▶ What is expected
Leave out the pictures, then reproduce the rest of the material exactly.

▶ Records for the task
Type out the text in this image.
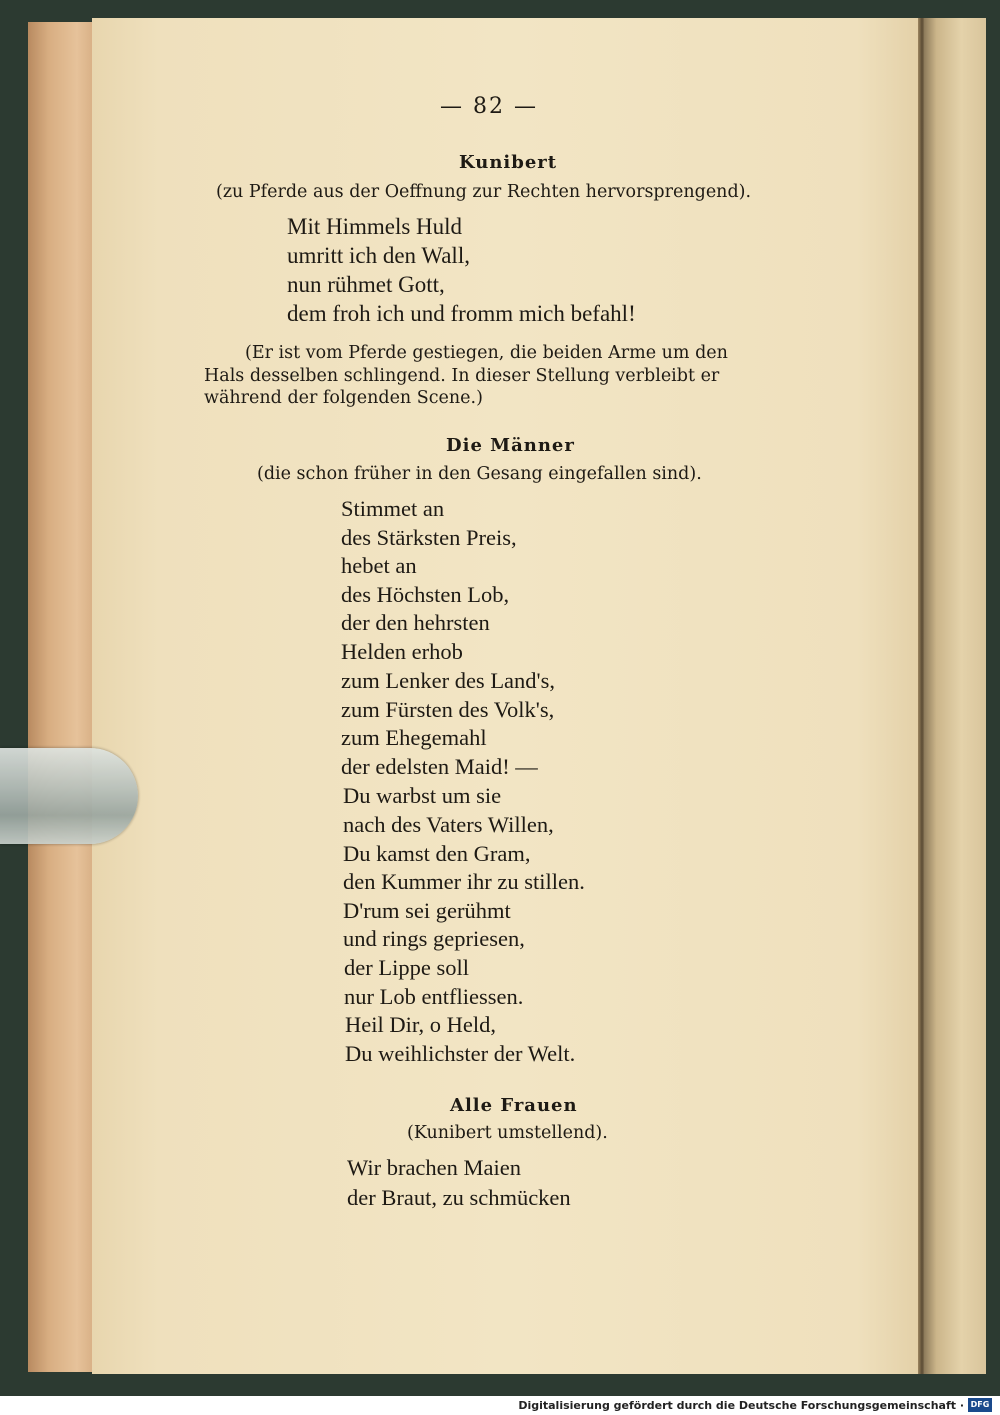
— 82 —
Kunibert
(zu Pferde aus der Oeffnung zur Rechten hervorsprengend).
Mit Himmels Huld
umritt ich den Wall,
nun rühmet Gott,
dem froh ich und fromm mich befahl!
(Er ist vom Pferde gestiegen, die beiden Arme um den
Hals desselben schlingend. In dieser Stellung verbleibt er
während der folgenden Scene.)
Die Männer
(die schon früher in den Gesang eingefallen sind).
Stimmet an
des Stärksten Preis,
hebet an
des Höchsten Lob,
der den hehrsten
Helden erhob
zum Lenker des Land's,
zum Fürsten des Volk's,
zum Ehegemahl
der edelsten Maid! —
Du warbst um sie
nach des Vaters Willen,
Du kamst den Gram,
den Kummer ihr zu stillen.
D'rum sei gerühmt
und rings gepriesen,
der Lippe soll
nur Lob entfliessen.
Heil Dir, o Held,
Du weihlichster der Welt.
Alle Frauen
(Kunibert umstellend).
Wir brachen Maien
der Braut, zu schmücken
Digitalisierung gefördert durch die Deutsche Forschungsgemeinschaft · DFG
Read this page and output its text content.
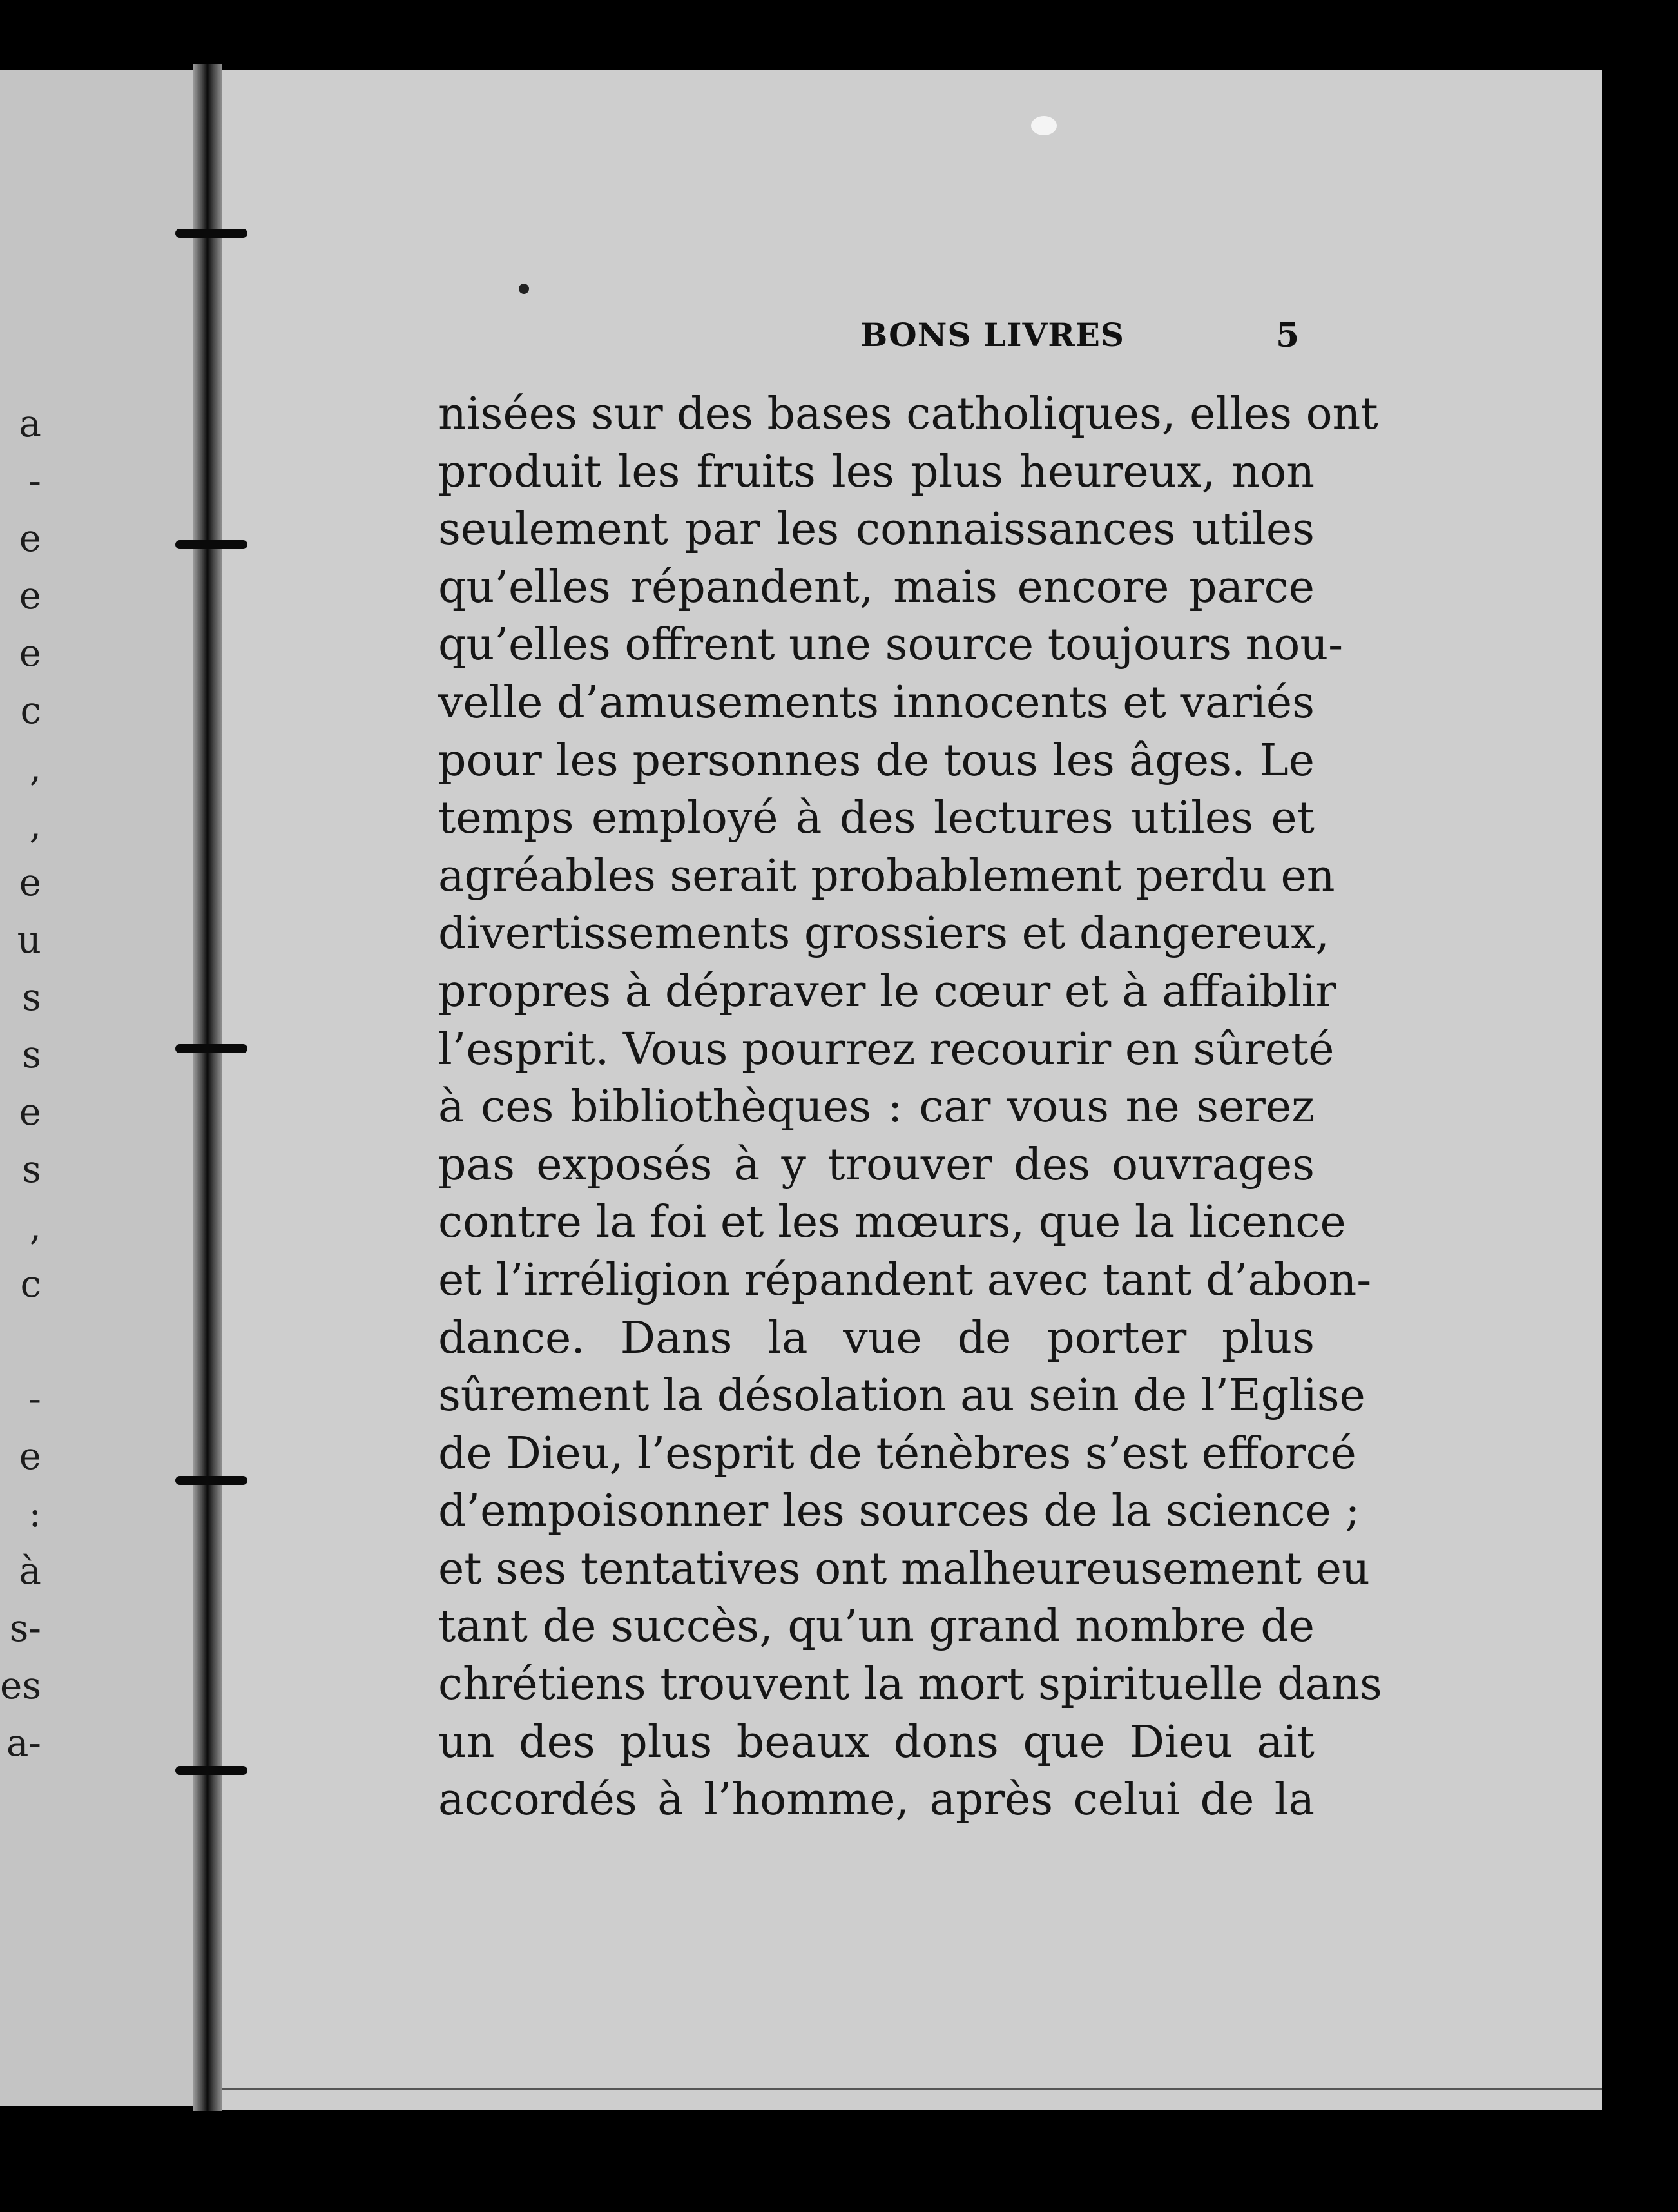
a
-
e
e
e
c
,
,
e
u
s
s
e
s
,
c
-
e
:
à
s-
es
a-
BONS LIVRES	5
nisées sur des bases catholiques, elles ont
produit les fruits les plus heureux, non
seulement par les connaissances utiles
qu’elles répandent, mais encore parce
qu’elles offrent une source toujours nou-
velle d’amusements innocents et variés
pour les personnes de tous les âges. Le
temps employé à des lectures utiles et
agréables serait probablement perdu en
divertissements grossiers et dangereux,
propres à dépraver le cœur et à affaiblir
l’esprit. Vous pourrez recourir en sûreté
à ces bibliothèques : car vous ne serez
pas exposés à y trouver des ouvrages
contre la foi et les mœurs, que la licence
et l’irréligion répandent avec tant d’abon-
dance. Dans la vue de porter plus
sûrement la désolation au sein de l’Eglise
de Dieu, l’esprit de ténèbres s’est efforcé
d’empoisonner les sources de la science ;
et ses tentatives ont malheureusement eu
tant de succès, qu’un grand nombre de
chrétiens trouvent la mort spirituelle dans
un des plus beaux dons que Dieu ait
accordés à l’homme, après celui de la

▶ Exercise response
Type out the text in this image.
— 82 —
Kunibert
(zu Pferde aus der Oeffnung zur Rechten hervorsprengend).
Mit Himmels Huld
umritt ich den Wall,
nun rühmet Gott,
dem froh ich und fromm mich befahl!
(Er ist vom Pferde gestiegen, die beiden Arme um den
Hals desselben schlingend. In dieser Stellung verbleibt er
während der folgenden Scene.)
Die Männer
(die schon früher in den Gesang eingefallen sind).
Stimmet an
des Stärksten Preis,
hebet an
des Höchsten Lob,
der den hehrsten
Helden erhob
zum Lenker des Land's,
zum Fürsten des Volk's,
zum Ehegemahl
der edelsten Maid! —
Du warbst um sie
nach des Vaters Willen,
Du kamst den Gram,
den Kummer ihr zu stillen.
D'rum sei gerühmt
und rings gepriesen,
der Lippe soll
nur Lob entfliessen.
Heil Dir, o Held,
Du weihlichster der Welt.
Alle Frauen
(Kunibert umstellend).
Wir brachen Maien
der Braut, zu schmücken
Digitalisierung gefördert durch die Deutsche Forschungsgemeinschaft · DFG
Read this page and output its text content.
a
-
e
e
e
c
,
,
e
u
s
s
e
s
,
c
-
e
:
à
s-
es
a-
BONS LIVRES	5
nisées sur des bases catholiques, elles ont
produit les fruits les plus heureux, non
seulement par les connaissances utiles
qu’elles répandent, mais encore parce
qu’elles offrent une source toujours nou-
velle d’amusements innocents et variés
pour les personnes de tous les âges. Le
temps employé à des lectures utiles et
agréables serait probablement perdu en
divertissements grossiers et dangereux,
propres à dépraver le cœur et à affaiblir
l’esprit. Vous pourrez recourir en sûreté
à ces bibliothèques : car vous ne serez
pas exposés à y trouver des ouvrages
contre la foi et les mœurs, que la licence
et l’irréligion répandent avec tant d’abon-
dance. Dans la vue de porter plus
sûrement la désolation au sein de l’Eglise
de Dieu, l’esprit de ténèbres s’est efforcé
d’empoisonner les sources de la science ;
et ses tentatives ont malheureusement eu
tant de succès, qu’un grand nombre de
chrétiens trouvent la mort spirituelle dans
un des plus beaux dons que Dieu ait
accordés à l’homme, après celui de la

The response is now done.